### Problem 1
Output the stretch of the Goma article from "At the weekend, an" through "of Africa Department.".

***** Page

As Goma falls to rebels, displaced young girls and boys face increased risk of rape and recruitment

Geneva, November 2012: As Goma falls to rebel group M23, and tens of thousands are forced to flee their homes, the Internal Displacement Monitoring Centre (IDMC) and the Norwegian Refugee Council (NRC) highlight critical concerns regarding internally displaced girls and boys who face an increased risk of rape, abuse and recruitment.

At the weekend, an internally displaced persons (IDP) camp of over 50,000 people emptied in just a few hours as the rebel group closed in and people fled to Goma in search of safety in the city. ‘With 300,000 people displaced by M23 since April, the equivalent of the population of Venice, what we are now seeing is that the fighting between the rebel group and the Congolese army is displacing the displaced again, stretching the coping abilities of an already exhausted community’ says Sebastian Albuja, IDMC’s Head of Africa Department.

With reports that Goma has fallen to M23, its population of up to 500,000 people now caught up in the conflict are facing the risk of being forced from the safety of their homes. IDMC and NRC are particularly concerned about the consequences of the current conflict on children; boys are at increased risk of recruitment and girls are at increased risk of rape, with the majority of victims of sexual attacks in DRC being between 8 and 17, 13.3% are younger than 10.

**********
***** Exercise data

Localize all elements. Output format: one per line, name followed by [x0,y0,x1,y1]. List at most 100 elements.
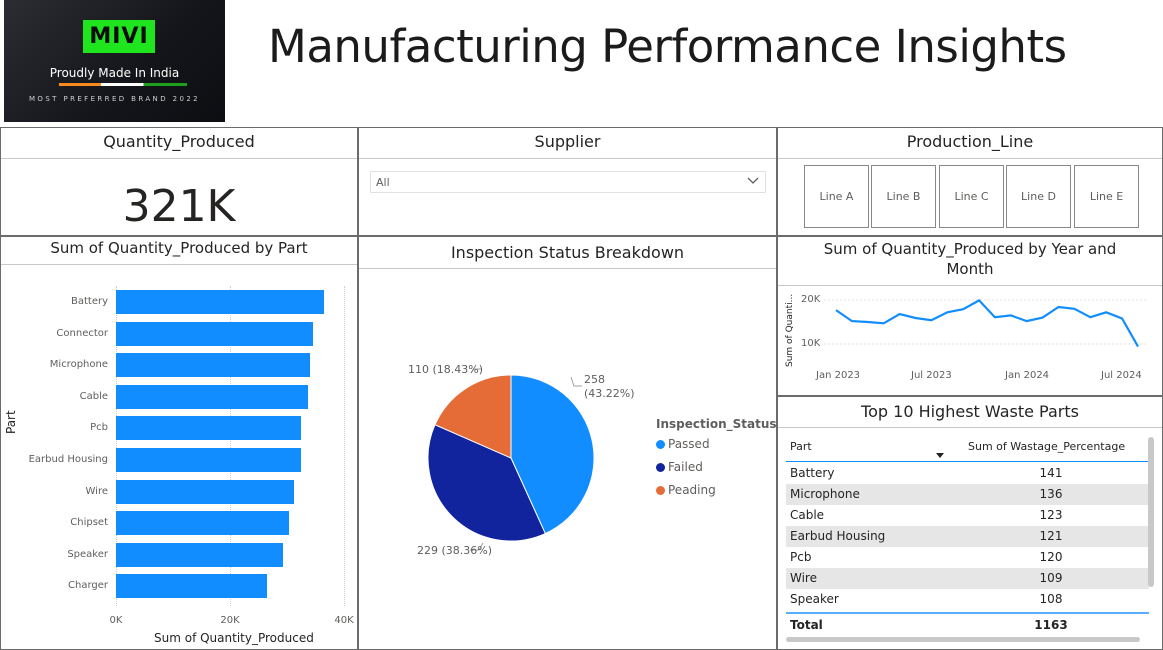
header-underline [786,461,1149,462]
y-category-label: Speaker [67,548,108,560]
y-category-label: Charger [68,580,108,592]
divider [1,158,357,159]
x-tick-label: 0K [109,615,123,626]
bar-charger[interactable] [116,574,268,599]
production-line-slicer: Production_Line Line A Line B Line C Lin… [777,127,1163,236]
bar-wire[interactable] [116,479,295,504]
line-svg [824,299,1148,348]
waste-table-visual[interactable]: Top 10 Highest Waste Parts Part Sum of W… [777,396,1163,650]
legend-item-failed[interactable]: Failed [656,460,703,474]
x-axis-title: Sum of Quantity_Produced [154,631,314,645]
total-separator [786,612,1149,614]
legend-label: Failed [668,460,703,474]
line-e-button[interactable]: Line E [1074,165,1139,228]
line-d-button[interactable]: Line D [1006,165,1071,228]
y-category-label: Chipset [70,517,108,529]
cell-part: Speaker [790,592,839,606]
label-leader-line [470,542,484,551]
y-category-label: Microphone [49,359,108,371]
bar-chipset[interactable] [116,511,290,536]
pie-slice-failed[interactable] [427,424,546,542]
cell-part: Battery [790,466,835,480]
slicer-title: Production_Line [906,132,1034,151]
line-a-button[interactable]: Line A [804,165,869,228]
bar-cable[interactable] [116,384,308,409]
cell-part: Cable [790,508,825,522]
line-b-button[interactable]: Line B [871,165,936,228]
table-row[interactable]: Speaker 108 [786,589,1149,610]
bar-pcb[interactable] [116,416,302,441]
pie-slice-pending[interactable] [434,374,512,459]
cell-part: Wire [790,571,817,585]
supplier-dropdown[interactable]: All [370,171,766,193]
gridline [230,286,231,606]
kpi-value: 321K [122,181,236,232]
y-category-label: Pcb [90,422,108,434]
legend-title: Inspection_Status [656,417,777,431]
supplier-slicer: Supplier All [358,127,777,236]
line-chart-visual[interactable]: Sum of Quantity_Produced by Year and Mon… [777,236,1163,396]
label-leader-line [470,368,482,374]
sort-descending-icon[interactable] [935,453,945,459]
y-category-label: Connector [56,327,108,339]
label-leader-line [570,376,582,387]
bar-connector[interactable] [116,321,314,346]
passed-data-label: 258 [584,373,605,386]
table-row[interactable]: Battery 141 [786,463,1149,484]
chart-title: Sum of Quantity_Produced by Part [50,239,308,257]
legend-label: Passed [668,437,710,451]
x-tick-label: Jan 2024 [1005,370,1050,381]
chart-title: Inspection Status Breakdown [450,243,685,262]
gridline [116,286,117,606]
table-row[interactable]: Cable 123 [786,505,1149,526]
legend-label: Peading [668,483,716,497]
y-tick-label: 20K [801,294,821,305]
bar-earbud-housing[interactable] [116,448,301,472]
divider [778,285,1162,286]
cell-value: 109 [1039,571,1063,585]
y-axis-title: Sum of Quanti... [785,293,795,367]
legend-item-pending[interactable]: Peading [656,483,716,497]
total-value: 1163 [1034,618,1068,632]
divider [359,158,776,159]
horizontal-scrollbar[interactable] [786,637,1140,642]
column-header-wastage[interactable]: Sum of Wastage_Percentage [968,440,1126,453]
line-c-button[interactable]: Line C [939,165,1004,228]
pie-chart-visual[interactable]: Inspection Status Breakdown 258 (43.22%)… [358,236,777,650]
y-tick-label: 10K [801,338,821,349]
table-row[interactable]: Microphone 136 [786,484,1149,505]
brand-mark: MIVI [83,20,155,53]
y-category-label: Wire [85,485,109,497]
divider [359,268,776,269]
failed-data-label: 229 (38.36%) [417,544,493,557]
legend-marker [656,486,665,495]
bar-battery[interactable] [116,290,325,314]
y-category-label: Battery [70,296,108,307]
bar-speaker[interactable] [116,542,283,567]
bar-microphone[interactable] [116,353,310,378]
bar-plot-area: Battery Connector Microphone Cable Pcb Earbud… [1,237,357,649]
series-line [835,299,1139,348]
divider [778,158,1162,159]
table-row[interactable]: Earbud Housing 121 [786,526,1149,547]
brand-tagline: Proudly Made In India [49,66,180,80]
legend-marker [656,463,665,472]
kpi-card[interactable]: Quantity_Produced 321K [0,127,358,236]
cell-value: 120 [1039,550,1063,564]
brand-logo: MIVI Proudly Made In India MOST PREFERRE… [4,0,225,122]
legend-marker [656,440,665,449]
table-row[interactable]: Wire 109 [786,568,1149,589]
cell-part: Earbud Housing [790,529,886,543]
vertical-scrollbar[interactable] [1148,437,1154,587]
divider [778,427,1162,428]
cell-value: 136 [1039,487,1063,501]
pie-slice-passed[interactable] [510,374,595,535]
bar-chart-visual[interactable]: Sum of Quantity_Produced by Part Battery… [0,236,358,650]
table-row[interactable]: Pcb 120 [786,547,1149,568]
pending-data-label: 110 (18.43%) [408,363,484,376]
gridline [344,286,345,606]
x-tick-label: Jan 2023 [816,370,861,381]
column-header-part[interactable]: Part [790,440,812,453]
y-category-label: Cable [79,390,108,402]
legend-item-passed[interactable]: Passed [656,437,710,451]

**********

### Problem 2
In the entries, edit the stretch from the line containing "header-underline [786,461,1149,462]" through the line containing "y-category-label: Connector [56,327,108,339]" by changing "gridline" to "grid-line" and keeping everything else the same. Return only those lines.

### Complete answer 1
At the weekend, an internally displaced persons (IDP) camp of over 50,000 people emptied in just a few hours as the rebel group closed in and people fled to Goma in search of safety in the city. ‘With 300,000 people displaced by M23 since April, the equivalent of the population of Venice, what we are now seeing is that the fighting between the rebel group and the Congolese army is displacing the displaced again, stretching the coping abilities of an already exhausted community’ says Sebastian Albuja, IDMC’s Head of Africa Department.

### Complete answer 2
header-underline [786,461,1149,462]
y-category-label: Speaker [67,548,108,560]
y-category-label: Charger [68,580,108,592]
divider [1,158,357,159]
x-tick-label: 0K [109,615,123,626]
bar-charger[interactable] [116,574,268,599]
production-line-slicer: Production_Line Line A Line B Line C Lin… [777,127,1163,236]
bar-wire[interactable] [116,479,295,504]
line-svg [824,299,1148,348]
waste-table-visual[interactable]: Top 10 Highest Waste Parts Part Sum of W… [777,396,1163,650]
legend-item-failed[interactable]: Failed [656,460,703,474]
x-axis-title: Sum of Quantity_Produced [154,631,314,645]
total-separator [786,612,1149,614]
legend-label: Failed [668,460,703,474]
line-e-button[interactable]: Line E [1074,165,1139,228]
line-d-button[interactable]: Line D [1006,165,1071,228]
y-category-label: Chipset [70,517,108,529]
cell-part: Speaker [790,592,839,606]
label-leader-line [470,542,484,551]
y-category-label: Microphone [49,359,108,371]
bar-chipset[interactable] [116,511,290,536]
pie-slice-failed[interactable] [427,424,546,542]
cell-part: Battery [790,466,835,480]
slicer-title: Production_Line [906,132,1034,151]
line-a-button[interactable]: Line A [804,165,869,228]
bar-cable[interactable] [116,384,308,409]
cell-part: Cable [790,508,825,522]
line-b-button[interactable]: Line B [871,165,936,228]
table-row[interactable]: Speaker 108 [786,589,1149,610]
bar-pcb[interactable] [116,416,302,441]
pie-slice-pending[interactable] [434,374,512,459]
cell-part: Wire [790,571,817,585]
supplier-dropdown[interactable]: All [370,171,766,193]
grid-line [230,286,231,606]
kpi-value: 321K [122,181,236,232]
y-category-label: Pcb [90,422,108,434]
legend-title: Inspection_Status [656,417,777,431]
supplier-slicer: Supplier All [358,127,777,236]
line-chart-visual[interactable]: Sum of Quantity_Produced by Year and Mon… [777,236,1163,396]
label-leader-line [470,368,482,374]
sort-descending-icon[interactable] [935,453,945,459]
y-category-label: Connector [56,327,108,339]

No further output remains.